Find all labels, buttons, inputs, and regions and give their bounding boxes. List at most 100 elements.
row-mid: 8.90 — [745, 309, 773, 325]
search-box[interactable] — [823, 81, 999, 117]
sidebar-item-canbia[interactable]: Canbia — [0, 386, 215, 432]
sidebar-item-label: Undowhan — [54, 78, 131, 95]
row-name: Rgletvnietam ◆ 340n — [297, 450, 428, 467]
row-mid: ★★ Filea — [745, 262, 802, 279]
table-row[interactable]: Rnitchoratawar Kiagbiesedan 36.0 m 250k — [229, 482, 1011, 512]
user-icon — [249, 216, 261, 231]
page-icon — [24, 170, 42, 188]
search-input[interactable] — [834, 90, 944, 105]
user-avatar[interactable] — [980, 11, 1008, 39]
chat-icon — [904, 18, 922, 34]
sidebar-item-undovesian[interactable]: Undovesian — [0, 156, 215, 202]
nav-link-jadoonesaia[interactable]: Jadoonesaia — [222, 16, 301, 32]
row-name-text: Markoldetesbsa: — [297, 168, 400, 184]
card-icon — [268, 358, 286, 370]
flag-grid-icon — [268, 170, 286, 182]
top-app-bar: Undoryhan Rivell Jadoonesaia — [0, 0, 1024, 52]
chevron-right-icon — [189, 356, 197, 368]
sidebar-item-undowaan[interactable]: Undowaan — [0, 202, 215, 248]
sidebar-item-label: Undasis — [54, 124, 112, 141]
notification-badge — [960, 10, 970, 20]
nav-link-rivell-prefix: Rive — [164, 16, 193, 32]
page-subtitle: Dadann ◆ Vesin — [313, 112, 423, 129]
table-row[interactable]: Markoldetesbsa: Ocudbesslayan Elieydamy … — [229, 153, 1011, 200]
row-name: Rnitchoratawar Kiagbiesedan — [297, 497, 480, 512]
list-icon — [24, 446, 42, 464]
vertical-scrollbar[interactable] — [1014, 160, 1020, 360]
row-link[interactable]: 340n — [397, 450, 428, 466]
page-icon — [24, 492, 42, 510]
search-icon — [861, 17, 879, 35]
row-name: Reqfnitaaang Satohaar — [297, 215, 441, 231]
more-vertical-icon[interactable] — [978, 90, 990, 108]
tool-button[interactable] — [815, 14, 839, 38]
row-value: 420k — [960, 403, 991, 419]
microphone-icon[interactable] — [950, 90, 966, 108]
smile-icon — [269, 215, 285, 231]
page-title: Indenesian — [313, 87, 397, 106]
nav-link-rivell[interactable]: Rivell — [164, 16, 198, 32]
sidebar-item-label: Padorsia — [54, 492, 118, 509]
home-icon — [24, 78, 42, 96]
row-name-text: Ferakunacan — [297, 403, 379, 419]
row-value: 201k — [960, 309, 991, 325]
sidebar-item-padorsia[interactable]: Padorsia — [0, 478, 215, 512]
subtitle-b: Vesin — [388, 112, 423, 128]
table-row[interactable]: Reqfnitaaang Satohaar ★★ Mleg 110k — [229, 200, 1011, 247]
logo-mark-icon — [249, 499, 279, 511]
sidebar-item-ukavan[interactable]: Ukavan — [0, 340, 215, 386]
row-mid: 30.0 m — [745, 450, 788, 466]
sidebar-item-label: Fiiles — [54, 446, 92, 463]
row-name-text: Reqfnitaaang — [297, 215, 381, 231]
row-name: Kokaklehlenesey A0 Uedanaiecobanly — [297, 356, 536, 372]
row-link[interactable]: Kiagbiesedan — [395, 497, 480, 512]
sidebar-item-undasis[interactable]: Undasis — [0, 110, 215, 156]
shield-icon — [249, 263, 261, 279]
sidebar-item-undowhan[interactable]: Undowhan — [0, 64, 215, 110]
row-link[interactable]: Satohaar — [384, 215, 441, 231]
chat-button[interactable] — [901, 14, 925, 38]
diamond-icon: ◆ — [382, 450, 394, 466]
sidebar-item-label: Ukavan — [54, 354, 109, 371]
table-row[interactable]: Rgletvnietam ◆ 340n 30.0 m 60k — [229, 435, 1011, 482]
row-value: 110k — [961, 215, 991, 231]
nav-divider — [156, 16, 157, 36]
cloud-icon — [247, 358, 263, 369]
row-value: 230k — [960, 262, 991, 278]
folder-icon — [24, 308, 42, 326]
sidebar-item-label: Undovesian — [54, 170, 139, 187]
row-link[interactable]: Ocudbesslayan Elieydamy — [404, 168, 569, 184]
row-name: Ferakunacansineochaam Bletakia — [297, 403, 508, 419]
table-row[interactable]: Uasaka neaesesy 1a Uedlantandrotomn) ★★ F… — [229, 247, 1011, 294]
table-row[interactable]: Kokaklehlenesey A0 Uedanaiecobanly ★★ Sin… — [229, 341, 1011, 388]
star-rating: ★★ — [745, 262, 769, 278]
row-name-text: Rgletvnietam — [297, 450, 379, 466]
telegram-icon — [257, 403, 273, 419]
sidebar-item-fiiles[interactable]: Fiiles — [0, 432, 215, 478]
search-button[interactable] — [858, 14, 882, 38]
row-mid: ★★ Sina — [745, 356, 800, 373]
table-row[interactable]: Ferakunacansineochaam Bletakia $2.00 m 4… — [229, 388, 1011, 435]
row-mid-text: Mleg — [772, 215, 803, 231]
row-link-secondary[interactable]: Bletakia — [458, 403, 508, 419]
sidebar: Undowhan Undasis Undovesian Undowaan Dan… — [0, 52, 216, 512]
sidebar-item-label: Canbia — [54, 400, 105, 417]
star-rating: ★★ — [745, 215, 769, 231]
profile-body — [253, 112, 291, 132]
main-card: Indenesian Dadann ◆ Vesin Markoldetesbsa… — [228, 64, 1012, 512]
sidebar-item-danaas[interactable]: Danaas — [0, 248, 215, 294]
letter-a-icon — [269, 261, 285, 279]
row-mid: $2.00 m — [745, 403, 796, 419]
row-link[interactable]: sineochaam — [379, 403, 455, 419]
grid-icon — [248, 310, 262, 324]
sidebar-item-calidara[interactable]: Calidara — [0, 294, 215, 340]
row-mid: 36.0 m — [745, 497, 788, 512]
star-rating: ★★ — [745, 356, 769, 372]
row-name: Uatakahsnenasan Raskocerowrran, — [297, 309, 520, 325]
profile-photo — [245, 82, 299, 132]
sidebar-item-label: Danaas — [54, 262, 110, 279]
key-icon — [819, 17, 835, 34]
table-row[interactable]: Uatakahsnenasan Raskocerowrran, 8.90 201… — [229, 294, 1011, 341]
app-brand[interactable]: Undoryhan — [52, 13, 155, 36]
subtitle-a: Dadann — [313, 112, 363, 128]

───

▶ [WRITTEN PROBLEM] Rewrite all the rows above with "row-mid" changed to "row-center" and everything else left as it is.

▶ [FULL SOLUTION]
Find all labels, buttons, inputs, and regions and give their bounding boxes. List at most 100 elements.
row-center: 8.90 — [745, 309, 773, 325]
search-box[interactable] — [823, 81, 999, 117]
sidebar-item-canbia[interactable]: Canbia — [0, 386, 215, 432]
sidebar-item-label: Undowhan — [54, 78, 131, 95]
row-name: Rgletvnietam ◆ 340n — [297, 450, 428, 467]
row-center: ★★ Filea — [745, 262, 802, 279]
table-row[interactable]: Rnitchoratawar Kiagbiesedan 36.0 m 250k — [229, 482, 1011, 512]
user-icon — [249, 216, 261, 231]
page-icon — [24, 170, 42, 188]
search-input[interactable] — [834, 90, 944, 105]
user-avatar[interactable] — [980, 11, 1008, 39]
chat-icon — [904, 18, 922, 34]
sidebar-item-undovesian[interactable]: Undovesian — [0, 156, 215, 202]
nav-link-jadoonesaia[interactable]: Jadoonesaia — [222, 16, 301, 32]
row-name-text: Markoldetesbsa: — [297, 168, 400, 184]
card-icon — [268, 358, 286, 370]
flag-grid-icon — [268, 170, 286, 182]
top-app-bar: Undoryhan Rivell Jadoonesaia — [0, 0, 1024, 52]
chevron-right-icon — [189, 356, 197, 368]
sidebar-item-undowaan[interactable]: Undowaan — [0, 202, 215, 248]
sidebar-item-label: Undasis — [54, 124, 112, 141]
notification-badge — [960, 10, 970, 20]
nav-link-rivell-prefix: Rive — [164, 16, 193, 32]
page-subtitle: Dadann ◆ Vesin — [313, 112, 423, 129]
table-row[interactable]: Markoldetesbsa: Ocudbesslayan Elieydamy … — [229, 153, 1011, 200]
row-name: Rnitchoratawar Kiagbiesedan — [297, 497, 480, 512]
list-icon — [24, 446, 42, 464]
vertical-scrollbar[interactable] — [1014, 160, 1020, 360]
row-link[interactable]: 340n — [397, 450, 428, 466]
page-icon — [24, 492, 42, 510]
search-icon — [861, 17, 879, 35]
row-name: Reqfnitaaang Satohaar — [297, 215, 441, 231]
more-vertical-icon[interactable] — [978, 90, 990, 108]
tool-button[interactable] — [815, 14, 839, 38]
row-value: 420k — [960, 403, 991, 419]
microphone-icon[interactable] — [950, 90, 966, 108]
smile-icon — [269, 215, 285, 231]
page-title: Indenesian — [313, 87, 397, 106]
nav-link-rivell[interactable]: Rivell — [164, 16, 198, 32]
sidebar-item-label: Padorsia — [54, 492, 118, 509]
home-icon — [24, 78, 42, 96]
row-name-text: Ferakunacan — [297, 403, 379, 419]
row-value: 201k — [960, 309, 991, 325]
sidebar-item-padorsia[interactable]: Padorsia — [0, 478, 215, 512]
subtitle-b: Vesin — [388, 112, 423, 128]
table-row[interactable]: Reqfnitaaang Satohaar ★★ Mleg 110k — [229, 200, 1011, 247]
logo-mark-icon — [249, 499, 279, 511]
sidebar-item-ukavan[interactable]: Ukavan — [0, 340, 215, 386]
row-center: 30.0 m — [745, 450, 788, 466]
sidebar-item-label: Fiiles — [54, 446, 92, 463]
row-name-text: Reqfnitaaang — [297, 215, 381, 231]
row-name: Kokaklehlenesey A0 Uedanaiecobanly — [297, 356, 536, 372]
row-link[interactable]: Kiagbiesedan — [395, 497, 480, 512]
sidebar-item-undasis[interactable]: Undasis — [0, 110, 215, 156]
shield-icon — [249, 263, 261, 279]
sidebar-item-undowhan[interactable]: Undowhan — [0, 64, 215, 110]
row-link[interactable]: Satohaar — [384, 215, 441, 231]
chat-button[interactable] — [901, 14, 925, 38]
diamond-icon: ◆ — [382, 450, 394, 466]
sidebar-item-label: Ukavan — [54, 354, 109, 371]
table-row[interactable]: Rgletvnietam ◆ 340n 30.0 m 60k — [229, 435, 1011, 482]
row-value: 110k — [961, 215, 991, 231]
nav-divider — [156, 16, 157, 36]
cloud-icon — [247, 358, 263, 369]
row-value: 230k — [960, 262, 991, 278]
folder-icon — [24, 308, 42, 326]
sidebar-item-label: Undovesian — [54, 170, 139, 187]
row-link[interactable]: Ocudbesslayan Elieydamy — [404, 168, 569, 184]
row-name: Ferakunacansineochaam Bletakia — [297, 403, 508, 419]
table-row[interactable]: Uasaka neaesesy 1a Uedlantandrotomn) ★★ F… — [229, 247, 1011, 294]
table-row[interactable]: Kokaklehlenesey A0 Uedanaiecobanly ★★ Sin… — [229, 341, 1011, 388]
star-rating: ★★ — [745, 262, 769, 278]
row-name-text: Rgletvnietam — [297, 450, 379, 466]
telegram-icon — [257, 403, 273, 419]
sidebar-item-fiiles[interactable]: Fiiles — [0, 432, 215, 478]
search-button[interactable] — [858, 14, 882, 38]
row-center: ★★ Sina — [745, 356, 800, 373]
table-row[interactable]: Ferakunacansineochaam Bletakia $2.00 m 4… — [229, 388, 1011, 435]
row-center-text: Mleg — [772, 215, 803, 231]
row-link-secondary[interactable]: Bletakia — [458, 403, 508, 419]
sidebar: Undowhan Undasis Undovesian Undowaan Dan… — [0, 52, 216, 512]
sidebar-item-label: Canbia — [54, 400, 105, 417]
star-rating: ★★ — [745, 215, 769, 231]
profile-body — [253, 112, 291, 132]
main-card: Indenesian Dadann ◆ Vesin Markoldetesbsa… — [228, 64, 1012, 512]
sidebar-item-danaas[interactable]: Danaas — [0, 248, 215, 294]
letter-a-icon — [269, 261, 285, 279]
row-center: $2.00 m — [745, 403, 796, 419]
row-link[interactable]: sineochaam — [379, 403, 455, 419]
grid-icon — [248, 310, 262, 324]
sidebar-item-calidara[interactable]: Calidara — [0, 294, 215, 340]
row-center: 36.0 m — [745, 497, 788, 512]
star-rating: ★★ — [745, 356, 769, 372]
row-name: Uatakahsnenasan Raskocerowrran, — [297, 309, 520, 325]
profile-photo — [245, 82, 299, 132]
sidebar-item-label: Danaas — [54, 262, 110, 279]
key-icon — [819, 17, 835, 34]
table-row[interactable]: Uatakahsnenasan Raskocerowrran, 8.90 201… — [229, 294, 1011, 341]
app-brand[interactable]: Undoryhan — [52, 13, 155, 36]
subtitle-a: Dadann — [313, 112, 363, 128]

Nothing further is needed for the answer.